(Dataset items)
## Start
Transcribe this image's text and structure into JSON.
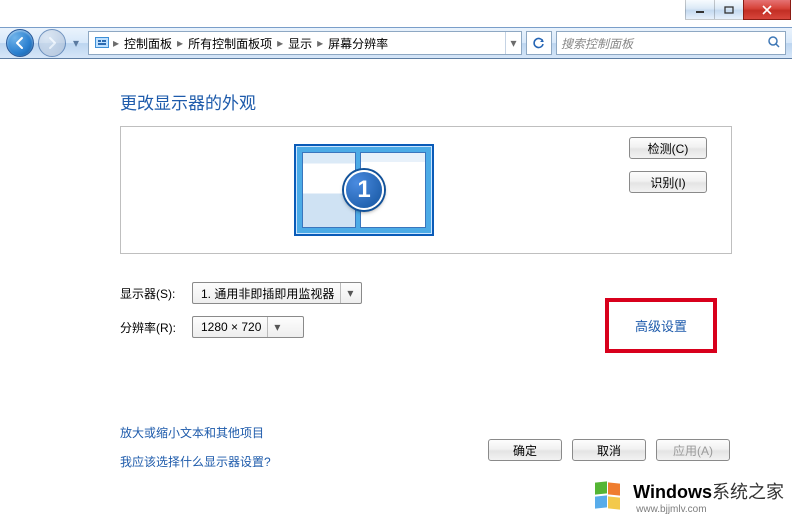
{
  "window": {
    "min": "—",
    "max": "□",
    "close": "×"
  },
  "nav": {
    "crumbs": [
      "控制面板",
      "所有控制面板项",
      "显示",
      "屏幕分辨率"
    ],
    "search_placeholder": "搜索控制面板"
  },
  "page": {
    "title": "更改显示器的外观"
  },
  "preview": {
    "monitor_number": "1",
    "detect_label": "检测(C)",
    "identify_label": "识别(I)"
  },
  "form": {
    "display_label": "显示器(S):",
    "display_value": "1. 通用非即插即用监视器",
    "resolution_label": "分辨率(R):",
    "resolution_value": "1280 × 720"
  },
  "links": {
    "advanced": "高级设置",
    "text_scaling": "放大或缩小文本和其他项目",
    "which_settings": "我应该选择什么显示器设置?"
  },
  "buttons": {
    "ok": "确定",
    "cancel": "取消",
    "apply": "应用(A)"
  },
  "watermark": {
    "brand": "Windows",
    "suffix": "系统之家",
    "url": "www.bjjmlv.com"
  }
}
## End
▶ [Directions] Send back the data above word for word, with the pictures left out.

▶ [Solution below]
Transcribe this image's text and structure into JSON.
{
  "window": {
    "min": "—",
    "max": "□",
    "close": "×"
  },
  "nav": {
    "crumbs": [
      "控制面板",
      "所有控制面板项",
      "显示",
      "屏幕分辨率"
    ],
    "search_placeholder": "搜索控制面板"
  },
  "page": {
    "title": "更改显示器的外观"
  },
  "preview": {
    "monitor_number": "1",
    "detect_label": "检测(C)",
    "identify_label": "识别(I)"
  },
  "form": {
    "display_label": "显示器(S):",
    "display_value": "1. 通用非即插即用监视器",
    "resolution_label": "分辨率(R):",
    "resolution_value": "1280 × 720"
  },
  "links": {
    "advanced": "高级设置",
    "text_scaling": "放大或缩小文本和其他项目",
    "which_settings": "我应该选择什么显示器设置?"
  },
  "buttons": {
    "ok": "确定",
    "cancel": "取消",
    "apply": "应用(A)"
  },
  "watermark": {
    "brand": "Windows",
    "suffix": "系统之家",
    "url": "www.bjjmlv.com"
  }
}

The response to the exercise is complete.